--- START Given records ---
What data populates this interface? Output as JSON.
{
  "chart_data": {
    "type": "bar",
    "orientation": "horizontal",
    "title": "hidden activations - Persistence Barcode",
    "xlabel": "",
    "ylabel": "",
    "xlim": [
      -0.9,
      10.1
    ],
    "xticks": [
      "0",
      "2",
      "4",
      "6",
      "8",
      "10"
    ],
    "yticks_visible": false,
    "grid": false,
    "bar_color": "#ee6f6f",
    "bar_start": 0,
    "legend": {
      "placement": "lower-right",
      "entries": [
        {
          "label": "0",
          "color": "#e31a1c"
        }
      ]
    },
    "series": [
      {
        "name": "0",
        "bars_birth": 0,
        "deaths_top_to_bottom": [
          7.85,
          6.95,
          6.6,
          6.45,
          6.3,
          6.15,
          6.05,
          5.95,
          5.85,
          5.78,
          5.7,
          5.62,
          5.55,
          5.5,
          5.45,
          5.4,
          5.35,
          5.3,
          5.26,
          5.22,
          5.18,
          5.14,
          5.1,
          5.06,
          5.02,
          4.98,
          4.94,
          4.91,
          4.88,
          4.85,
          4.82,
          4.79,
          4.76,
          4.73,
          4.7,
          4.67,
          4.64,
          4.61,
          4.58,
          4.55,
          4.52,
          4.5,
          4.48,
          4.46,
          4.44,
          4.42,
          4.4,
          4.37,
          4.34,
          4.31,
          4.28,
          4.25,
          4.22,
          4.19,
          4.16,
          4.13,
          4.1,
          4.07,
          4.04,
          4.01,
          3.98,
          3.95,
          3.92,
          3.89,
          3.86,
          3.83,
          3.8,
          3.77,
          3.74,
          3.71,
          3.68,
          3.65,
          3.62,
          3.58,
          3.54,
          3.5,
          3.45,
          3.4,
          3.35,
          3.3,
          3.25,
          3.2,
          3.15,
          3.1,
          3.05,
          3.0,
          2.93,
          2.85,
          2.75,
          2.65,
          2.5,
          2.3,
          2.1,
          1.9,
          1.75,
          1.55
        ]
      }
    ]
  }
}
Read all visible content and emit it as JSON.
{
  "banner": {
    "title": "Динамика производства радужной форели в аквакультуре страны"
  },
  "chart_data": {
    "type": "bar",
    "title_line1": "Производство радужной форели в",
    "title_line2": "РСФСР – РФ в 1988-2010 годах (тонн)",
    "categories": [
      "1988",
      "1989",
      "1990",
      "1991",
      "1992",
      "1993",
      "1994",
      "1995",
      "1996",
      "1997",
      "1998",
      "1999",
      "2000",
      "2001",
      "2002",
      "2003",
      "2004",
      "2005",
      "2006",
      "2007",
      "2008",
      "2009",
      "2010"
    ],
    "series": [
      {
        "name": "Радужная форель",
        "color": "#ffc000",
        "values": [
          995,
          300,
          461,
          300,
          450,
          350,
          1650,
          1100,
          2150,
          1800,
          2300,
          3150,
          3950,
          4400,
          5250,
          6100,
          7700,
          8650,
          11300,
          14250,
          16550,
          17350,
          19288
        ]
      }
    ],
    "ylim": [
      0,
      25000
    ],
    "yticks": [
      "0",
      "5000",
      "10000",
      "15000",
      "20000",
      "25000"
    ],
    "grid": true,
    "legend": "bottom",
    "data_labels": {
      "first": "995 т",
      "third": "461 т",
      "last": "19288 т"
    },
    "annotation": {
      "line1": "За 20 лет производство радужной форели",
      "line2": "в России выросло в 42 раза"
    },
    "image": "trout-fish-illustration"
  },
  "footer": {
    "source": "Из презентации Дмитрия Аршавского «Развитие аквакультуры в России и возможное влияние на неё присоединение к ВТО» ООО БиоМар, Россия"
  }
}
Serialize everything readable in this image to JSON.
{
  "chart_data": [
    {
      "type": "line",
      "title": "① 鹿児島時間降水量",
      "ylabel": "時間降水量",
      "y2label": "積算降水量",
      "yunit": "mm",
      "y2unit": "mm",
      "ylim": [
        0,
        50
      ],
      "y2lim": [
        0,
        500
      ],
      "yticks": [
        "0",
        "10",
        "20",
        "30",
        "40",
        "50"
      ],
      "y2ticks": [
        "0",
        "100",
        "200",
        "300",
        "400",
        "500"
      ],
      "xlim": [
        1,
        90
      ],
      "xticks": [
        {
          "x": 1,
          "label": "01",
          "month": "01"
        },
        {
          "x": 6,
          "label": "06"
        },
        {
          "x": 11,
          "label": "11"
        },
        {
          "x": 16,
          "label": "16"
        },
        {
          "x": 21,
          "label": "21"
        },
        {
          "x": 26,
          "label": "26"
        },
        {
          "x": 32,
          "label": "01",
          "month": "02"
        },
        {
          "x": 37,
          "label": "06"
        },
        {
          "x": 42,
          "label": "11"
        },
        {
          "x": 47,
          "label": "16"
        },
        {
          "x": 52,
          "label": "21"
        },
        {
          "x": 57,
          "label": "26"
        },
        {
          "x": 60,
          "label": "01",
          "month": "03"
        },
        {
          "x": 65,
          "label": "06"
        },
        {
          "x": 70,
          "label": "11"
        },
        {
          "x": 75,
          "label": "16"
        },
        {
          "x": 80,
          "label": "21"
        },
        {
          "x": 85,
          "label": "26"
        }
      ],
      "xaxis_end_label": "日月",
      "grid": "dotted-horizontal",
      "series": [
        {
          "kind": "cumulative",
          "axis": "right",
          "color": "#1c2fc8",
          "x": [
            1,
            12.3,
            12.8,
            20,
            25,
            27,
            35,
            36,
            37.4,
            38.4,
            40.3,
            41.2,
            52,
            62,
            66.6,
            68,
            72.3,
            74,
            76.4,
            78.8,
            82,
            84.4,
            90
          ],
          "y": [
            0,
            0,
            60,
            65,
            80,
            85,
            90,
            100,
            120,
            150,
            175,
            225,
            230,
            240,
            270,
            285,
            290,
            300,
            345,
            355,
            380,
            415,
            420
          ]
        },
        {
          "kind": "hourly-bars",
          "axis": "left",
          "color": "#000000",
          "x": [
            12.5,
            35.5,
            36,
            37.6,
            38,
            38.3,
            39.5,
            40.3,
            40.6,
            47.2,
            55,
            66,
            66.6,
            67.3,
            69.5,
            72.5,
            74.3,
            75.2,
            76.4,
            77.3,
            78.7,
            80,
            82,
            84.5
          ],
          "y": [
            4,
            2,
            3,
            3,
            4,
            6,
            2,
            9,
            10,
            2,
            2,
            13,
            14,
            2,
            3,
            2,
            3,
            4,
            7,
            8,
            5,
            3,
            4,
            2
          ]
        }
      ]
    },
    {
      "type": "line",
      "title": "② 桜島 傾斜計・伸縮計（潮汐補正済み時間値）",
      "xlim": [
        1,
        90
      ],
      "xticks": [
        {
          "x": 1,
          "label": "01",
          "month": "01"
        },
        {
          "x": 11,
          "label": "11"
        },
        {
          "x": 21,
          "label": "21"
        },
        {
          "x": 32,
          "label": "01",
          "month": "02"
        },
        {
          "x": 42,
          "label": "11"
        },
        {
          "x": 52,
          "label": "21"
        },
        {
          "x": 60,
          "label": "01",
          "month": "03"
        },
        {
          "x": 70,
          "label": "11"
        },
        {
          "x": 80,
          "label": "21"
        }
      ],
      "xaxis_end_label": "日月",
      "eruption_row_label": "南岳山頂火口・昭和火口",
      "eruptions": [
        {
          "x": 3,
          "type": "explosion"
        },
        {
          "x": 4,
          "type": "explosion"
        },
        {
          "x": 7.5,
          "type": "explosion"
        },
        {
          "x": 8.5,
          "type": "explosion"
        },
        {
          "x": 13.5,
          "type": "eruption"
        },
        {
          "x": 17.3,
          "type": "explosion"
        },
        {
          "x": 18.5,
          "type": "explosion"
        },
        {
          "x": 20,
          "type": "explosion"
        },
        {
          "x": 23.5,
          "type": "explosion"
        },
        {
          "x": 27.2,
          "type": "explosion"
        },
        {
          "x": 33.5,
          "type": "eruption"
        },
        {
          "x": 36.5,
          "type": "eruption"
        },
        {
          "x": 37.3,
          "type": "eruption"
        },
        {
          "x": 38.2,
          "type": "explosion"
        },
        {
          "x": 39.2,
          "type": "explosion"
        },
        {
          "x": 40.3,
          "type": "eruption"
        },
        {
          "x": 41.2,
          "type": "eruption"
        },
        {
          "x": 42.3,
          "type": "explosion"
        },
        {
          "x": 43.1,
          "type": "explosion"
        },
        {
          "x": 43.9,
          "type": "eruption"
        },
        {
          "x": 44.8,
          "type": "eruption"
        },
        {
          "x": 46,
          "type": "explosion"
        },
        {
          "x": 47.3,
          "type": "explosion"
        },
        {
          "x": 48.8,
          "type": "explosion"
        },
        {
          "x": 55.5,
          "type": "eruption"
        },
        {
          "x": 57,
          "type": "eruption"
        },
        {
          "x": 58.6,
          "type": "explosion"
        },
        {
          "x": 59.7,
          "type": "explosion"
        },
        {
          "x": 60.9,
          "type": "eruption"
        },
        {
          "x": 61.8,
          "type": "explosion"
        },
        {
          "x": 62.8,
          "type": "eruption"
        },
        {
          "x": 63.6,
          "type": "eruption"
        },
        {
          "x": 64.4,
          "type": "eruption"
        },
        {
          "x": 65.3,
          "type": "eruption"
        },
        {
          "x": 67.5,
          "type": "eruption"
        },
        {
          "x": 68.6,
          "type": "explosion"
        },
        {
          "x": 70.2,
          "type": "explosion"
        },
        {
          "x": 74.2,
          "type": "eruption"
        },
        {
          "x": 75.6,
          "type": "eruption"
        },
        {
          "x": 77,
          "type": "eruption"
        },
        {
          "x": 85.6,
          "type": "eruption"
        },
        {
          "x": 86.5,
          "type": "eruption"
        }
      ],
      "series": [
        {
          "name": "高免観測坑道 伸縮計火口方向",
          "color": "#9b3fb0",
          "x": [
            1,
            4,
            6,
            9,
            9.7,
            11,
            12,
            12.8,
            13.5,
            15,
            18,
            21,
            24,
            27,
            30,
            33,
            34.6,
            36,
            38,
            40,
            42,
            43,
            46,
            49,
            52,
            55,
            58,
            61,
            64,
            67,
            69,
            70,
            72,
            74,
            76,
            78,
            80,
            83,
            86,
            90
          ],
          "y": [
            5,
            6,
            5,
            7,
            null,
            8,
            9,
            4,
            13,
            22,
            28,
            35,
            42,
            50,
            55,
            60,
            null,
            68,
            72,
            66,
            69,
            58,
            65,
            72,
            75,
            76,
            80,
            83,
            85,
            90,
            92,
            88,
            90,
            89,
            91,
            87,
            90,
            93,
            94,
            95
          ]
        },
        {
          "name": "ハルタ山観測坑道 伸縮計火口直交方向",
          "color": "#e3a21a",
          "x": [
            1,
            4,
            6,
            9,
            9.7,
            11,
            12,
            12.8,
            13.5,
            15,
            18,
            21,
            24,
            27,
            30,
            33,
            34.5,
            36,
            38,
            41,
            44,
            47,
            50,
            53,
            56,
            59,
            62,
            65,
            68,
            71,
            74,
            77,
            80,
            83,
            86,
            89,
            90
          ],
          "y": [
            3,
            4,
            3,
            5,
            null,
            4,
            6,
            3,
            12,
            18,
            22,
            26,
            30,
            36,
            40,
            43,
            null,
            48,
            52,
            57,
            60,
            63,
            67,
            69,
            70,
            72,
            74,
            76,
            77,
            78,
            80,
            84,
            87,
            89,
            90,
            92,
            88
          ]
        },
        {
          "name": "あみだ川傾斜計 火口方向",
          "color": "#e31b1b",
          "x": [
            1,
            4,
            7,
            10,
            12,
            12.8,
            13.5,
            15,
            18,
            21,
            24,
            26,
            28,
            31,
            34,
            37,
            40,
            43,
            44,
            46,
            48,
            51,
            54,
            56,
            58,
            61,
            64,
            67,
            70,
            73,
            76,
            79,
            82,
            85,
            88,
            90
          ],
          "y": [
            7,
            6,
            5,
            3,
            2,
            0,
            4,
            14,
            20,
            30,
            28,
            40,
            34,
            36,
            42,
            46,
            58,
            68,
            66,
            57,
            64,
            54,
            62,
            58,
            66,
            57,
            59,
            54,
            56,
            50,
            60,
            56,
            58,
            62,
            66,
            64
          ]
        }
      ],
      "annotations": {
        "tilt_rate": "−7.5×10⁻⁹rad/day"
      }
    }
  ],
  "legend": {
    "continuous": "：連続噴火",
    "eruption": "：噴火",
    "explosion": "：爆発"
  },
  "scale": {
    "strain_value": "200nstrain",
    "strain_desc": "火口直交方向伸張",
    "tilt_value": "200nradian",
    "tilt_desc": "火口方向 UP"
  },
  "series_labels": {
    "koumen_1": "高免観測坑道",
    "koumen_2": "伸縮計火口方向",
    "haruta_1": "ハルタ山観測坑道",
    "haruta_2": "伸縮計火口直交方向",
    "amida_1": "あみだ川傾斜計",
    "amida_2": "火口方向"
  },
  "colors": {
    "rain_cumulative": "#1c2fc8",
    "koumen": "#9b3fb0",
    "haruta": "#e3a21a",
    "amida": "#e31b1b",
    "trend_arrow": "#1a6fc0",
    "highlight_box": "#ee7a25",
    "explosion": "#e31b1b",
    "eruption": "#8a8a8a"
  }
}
--- END Given records ---
## The problem
Check each line above for the word "伸縮計火口方向" and copy the ones that have it.

## Written solution
          "name": "高免観測坑道 伸縮計火口方向",
    "koumen_2": "伸縮計火口方向",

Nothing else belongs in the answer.